** BEGIN **

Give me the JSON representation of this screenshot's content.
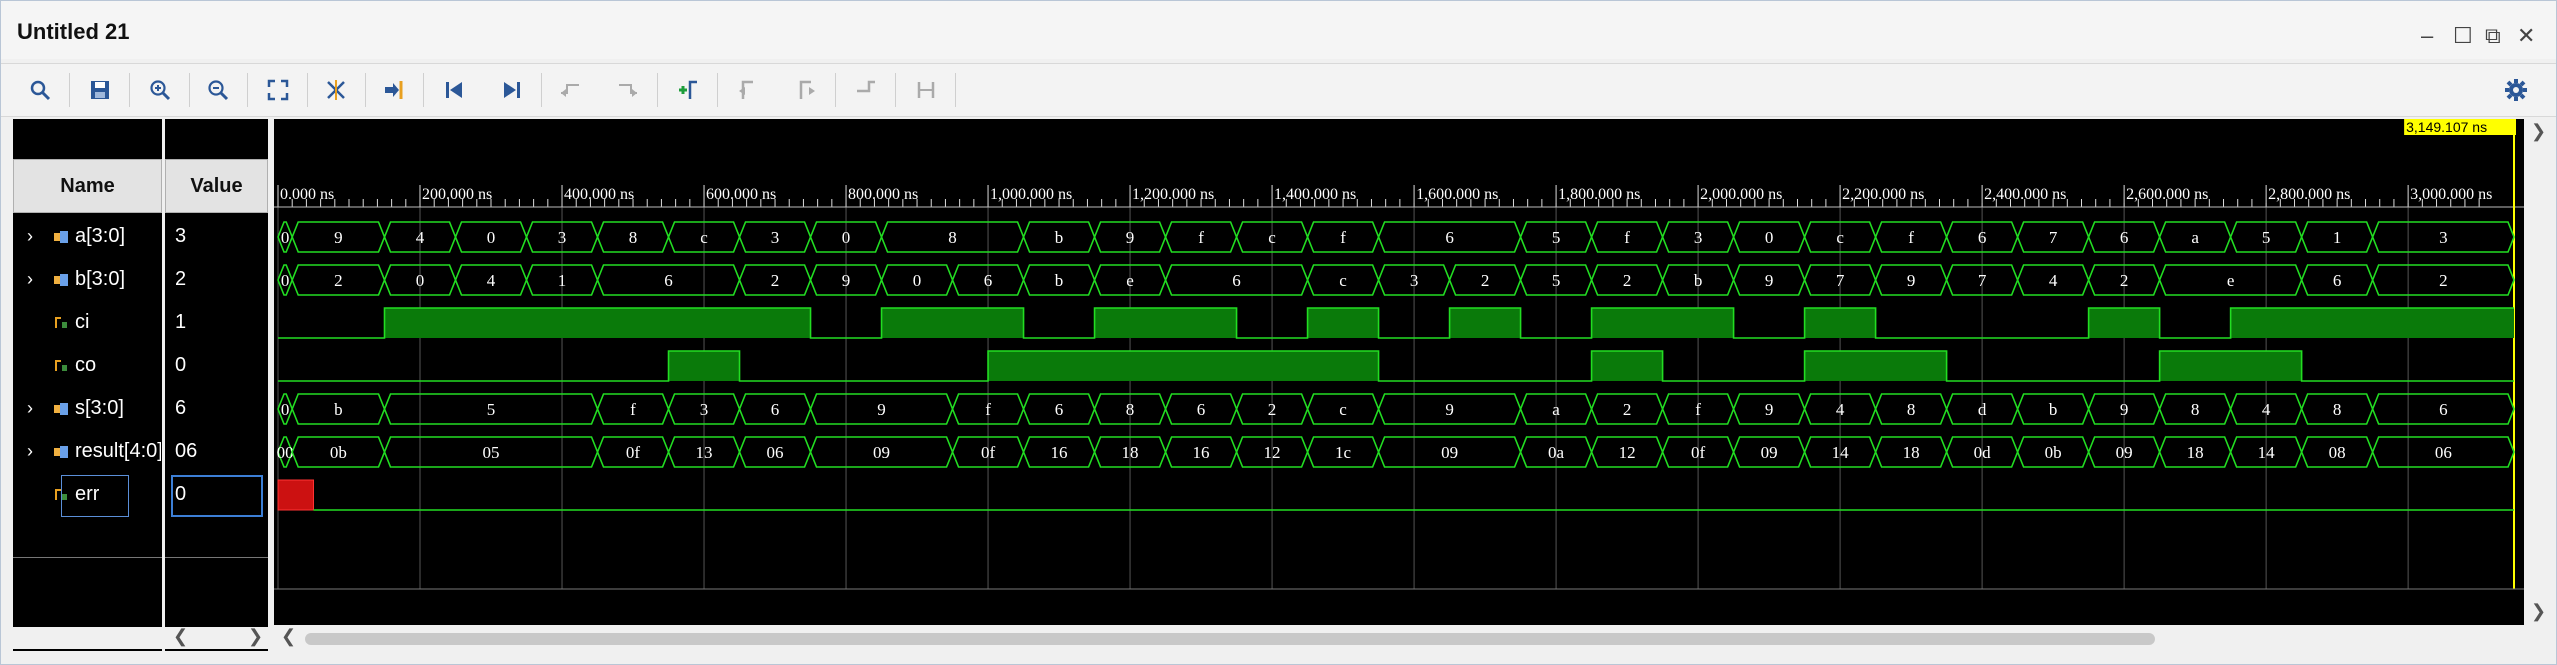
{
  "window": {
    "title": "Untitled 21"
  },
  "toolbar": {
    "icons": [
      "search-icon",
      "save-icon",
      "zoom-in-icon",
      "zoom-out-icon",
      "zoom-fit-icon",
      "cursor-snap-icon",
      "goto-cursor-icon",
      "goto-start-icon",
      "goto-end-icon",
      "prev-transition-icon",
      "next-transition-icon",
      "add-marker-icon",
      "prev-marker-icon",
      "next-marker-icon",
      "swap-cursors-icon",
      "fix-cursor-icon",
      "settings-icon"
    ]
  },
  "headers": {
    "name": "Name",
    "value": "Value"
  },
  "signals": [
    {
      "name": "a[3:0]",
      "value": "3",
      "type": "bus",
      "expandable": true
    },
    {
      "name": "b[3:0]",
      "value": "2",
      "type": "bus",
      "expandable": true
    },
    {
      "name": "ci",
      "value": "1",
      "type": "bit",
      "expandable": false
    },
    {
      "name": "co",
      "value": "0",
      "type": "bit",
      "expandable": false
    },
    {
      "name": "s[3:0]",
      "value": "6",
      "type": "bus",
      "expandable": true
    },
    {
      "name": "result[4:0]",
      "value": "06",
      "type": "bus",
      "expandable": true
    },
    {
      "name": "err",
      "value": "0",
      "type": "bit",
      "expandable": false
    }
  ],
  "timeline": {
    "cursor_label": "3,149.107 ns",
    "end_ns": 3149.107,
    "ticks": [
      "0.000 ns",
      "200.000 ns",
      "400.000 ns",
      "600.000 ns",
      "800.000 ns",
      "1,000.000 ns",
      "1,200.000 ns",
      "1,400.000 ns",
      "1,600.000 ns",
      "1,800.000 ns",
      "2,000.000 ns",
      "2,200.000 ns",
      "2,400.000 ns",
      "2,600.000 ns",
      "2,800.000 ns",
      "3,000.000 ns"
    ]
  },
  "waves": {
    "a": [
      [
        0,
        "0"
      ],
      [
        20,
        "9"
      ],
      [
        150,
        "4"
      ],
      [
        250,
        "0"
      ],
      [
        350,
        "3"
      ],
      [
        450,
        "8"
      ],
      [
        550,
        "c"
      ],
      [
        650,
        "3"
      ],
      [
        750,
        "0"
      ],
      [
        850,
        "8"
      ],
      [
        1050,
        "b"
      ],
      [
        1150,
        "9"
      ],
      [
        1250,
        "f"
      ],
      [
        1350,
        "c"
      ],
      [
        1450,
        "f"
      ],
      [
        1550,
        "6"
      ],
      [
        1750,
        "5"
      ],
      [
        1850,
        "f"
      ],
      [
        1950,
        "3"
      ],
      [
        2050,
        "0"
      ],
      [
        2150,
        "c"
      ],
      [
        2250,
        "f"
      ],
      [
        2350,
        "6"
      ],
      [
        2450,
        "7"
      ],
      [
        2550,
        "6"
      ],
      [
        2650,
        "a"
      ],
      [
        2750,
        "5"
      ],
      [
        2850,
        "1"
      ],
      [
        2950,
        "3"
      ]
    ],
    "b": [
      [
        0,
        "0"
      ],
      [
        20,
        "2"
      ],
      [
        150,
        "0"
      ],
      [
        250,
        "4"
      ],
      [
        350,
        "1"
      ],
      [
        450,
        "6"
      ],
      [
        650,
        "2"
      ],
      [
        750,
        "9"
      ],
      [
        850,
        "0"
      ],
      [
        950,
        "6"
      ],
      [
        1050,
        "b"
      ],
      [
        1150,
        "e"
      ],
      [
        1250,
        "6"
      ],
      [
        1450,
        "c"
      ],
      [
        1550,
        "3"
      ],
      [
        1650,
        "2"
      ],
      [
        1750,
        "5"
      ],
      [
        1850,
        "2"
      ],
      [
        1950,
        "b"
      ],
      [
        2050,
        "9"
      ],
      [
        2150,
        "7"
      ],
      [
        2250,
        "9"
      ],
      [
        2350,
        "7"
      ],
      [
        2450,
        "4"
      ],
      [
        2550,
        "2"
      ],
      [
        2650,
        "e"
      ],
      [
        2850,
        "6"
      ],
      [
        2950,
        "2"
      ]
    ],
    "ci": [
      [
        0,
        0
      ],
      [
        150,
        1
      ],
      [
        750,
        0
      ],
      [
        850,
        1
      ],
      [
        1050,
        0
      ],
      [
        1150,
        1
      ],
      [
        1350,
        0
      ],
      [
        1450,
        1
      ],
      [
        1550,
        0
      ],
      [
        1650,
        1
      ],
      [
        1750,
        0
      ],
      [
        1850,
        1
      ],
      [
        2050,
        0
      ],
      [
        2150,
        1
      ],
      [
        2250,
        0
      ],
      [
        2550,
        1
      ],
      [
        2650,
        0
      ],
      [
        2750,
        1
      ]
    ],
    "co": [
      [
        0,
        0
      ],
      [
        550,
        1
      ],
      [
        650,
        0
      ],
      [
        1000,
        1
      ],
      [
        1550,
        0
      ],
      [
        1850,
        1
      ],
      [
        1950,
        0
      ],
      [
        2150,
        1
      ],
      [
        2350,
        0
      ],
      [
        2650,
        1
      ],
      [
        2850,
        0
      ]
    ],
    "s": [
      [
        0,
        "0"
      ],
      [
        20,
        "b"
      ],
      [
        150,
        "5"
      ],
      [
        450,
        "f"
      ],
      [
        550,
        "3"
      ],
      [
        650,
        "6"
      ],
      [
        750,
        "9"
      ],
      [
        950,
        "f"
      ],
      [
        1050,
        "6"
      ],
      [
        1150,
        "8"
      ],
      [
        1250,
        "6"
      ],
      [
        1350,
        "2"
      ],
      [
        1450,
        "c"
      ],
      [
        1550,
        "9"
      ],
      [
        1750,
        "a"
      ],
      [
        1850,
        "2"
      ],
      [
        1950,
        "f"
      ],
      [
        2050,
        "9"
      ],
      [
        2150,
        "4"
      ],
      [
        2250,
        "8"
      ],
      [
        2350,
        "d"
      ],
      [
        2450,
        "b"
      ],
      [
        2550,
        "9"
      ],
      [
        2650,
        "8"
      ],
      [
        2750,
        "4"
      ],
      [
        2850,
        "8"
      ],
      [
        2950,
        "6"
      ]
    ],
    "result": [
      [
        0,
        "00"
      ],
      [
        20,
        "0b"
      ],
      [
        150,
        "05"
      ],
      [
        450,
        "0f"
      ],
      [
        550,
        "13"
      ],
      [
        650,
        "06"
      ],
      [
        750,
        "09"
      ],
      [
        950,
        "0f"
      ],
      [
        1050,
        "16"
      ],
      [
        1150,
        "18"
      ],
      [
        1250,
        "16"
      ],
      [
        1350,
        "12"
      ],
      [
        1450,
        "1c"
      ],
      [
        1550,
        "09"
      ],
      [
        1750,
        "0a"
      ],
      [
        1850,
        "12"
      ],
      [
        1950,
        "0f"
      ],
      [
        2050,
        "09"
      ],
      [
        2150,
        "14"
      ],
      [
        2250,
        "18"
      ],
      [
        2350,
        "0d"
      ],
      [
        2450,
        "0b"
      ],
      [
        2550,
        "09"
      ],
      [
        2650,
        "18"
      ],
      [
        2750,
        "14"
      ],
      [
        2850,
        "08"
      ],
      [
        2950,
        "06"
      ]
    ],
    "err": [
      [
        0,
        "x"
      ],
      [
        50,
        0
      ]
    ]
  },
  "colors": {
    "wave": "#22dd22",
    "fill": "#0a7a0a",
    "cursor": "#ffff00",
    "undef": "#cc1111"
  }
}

** END **
** BEGIN **

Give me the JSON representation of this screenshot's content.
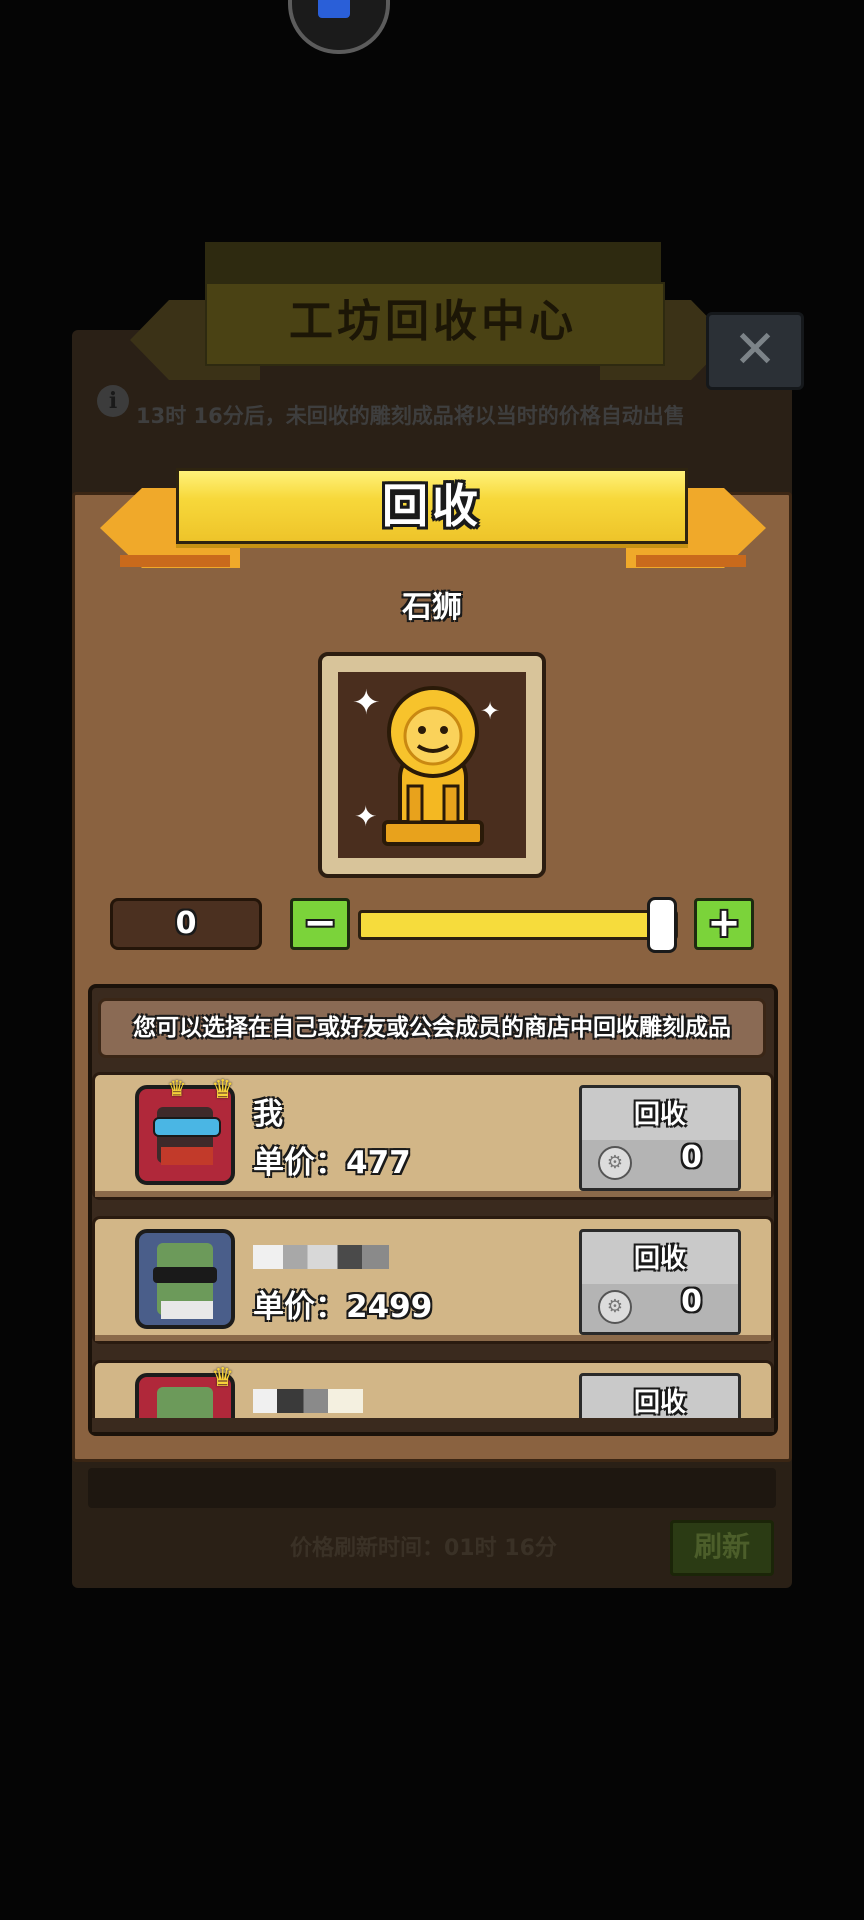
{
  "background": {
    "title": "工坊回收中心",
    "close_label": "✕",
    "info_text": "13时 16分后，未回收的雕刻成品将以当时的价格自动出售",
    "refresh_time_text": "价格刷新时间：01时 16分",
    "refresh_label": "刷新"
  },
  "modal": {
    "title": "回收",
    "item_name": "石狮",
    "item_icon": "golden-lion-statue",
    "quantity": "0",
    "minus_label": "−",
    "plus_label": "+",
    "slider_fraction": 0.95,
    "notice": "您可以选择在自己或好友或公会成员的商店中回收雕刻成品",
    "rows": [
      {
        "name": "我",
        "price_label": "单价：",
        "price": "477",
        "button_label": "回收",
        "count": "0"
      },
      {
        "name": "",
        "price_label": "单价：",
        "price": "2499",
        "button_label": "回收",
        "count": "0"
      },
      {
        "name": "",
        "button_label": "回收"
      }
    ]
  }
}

** END **
** BEGIN **

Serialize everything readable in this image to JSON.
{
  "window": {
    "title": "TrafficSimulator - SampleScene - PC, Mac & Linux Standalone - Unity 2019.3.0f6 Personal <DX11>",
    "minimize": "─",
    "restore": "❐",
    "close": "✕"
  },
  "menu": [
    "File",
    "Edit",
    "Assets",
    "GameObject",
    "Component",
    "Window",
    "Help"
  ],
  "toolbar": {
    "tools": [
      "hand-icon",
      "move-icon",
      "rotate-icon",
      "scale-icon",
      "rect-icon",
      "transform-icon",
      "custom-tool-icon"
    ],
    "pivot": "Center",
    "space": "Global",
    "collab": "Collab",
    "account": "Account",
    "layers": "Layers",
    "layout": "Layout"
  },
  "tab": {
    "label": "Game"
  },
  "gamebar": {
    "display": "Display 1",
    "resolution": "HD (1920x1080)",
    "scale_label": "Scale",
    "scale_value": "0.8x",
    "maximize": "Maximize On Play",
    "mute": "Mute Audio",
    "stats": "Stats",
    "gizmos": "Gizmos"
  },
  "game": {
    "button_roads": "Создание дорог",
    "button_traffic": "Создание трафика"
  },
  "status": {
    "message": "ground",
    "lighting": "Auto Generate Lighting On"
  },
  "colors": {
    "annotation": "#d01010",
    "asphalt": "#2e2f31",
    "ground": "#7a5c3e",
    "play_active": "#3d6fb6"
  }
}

** END **

▶ _Task instructions_
Search the entries for the word "goto" and pick out every line that holds it.

▶ _Solved problem_
      "goto-cursor-icon",
      "goto-start-icon",
      "goto-end-icon",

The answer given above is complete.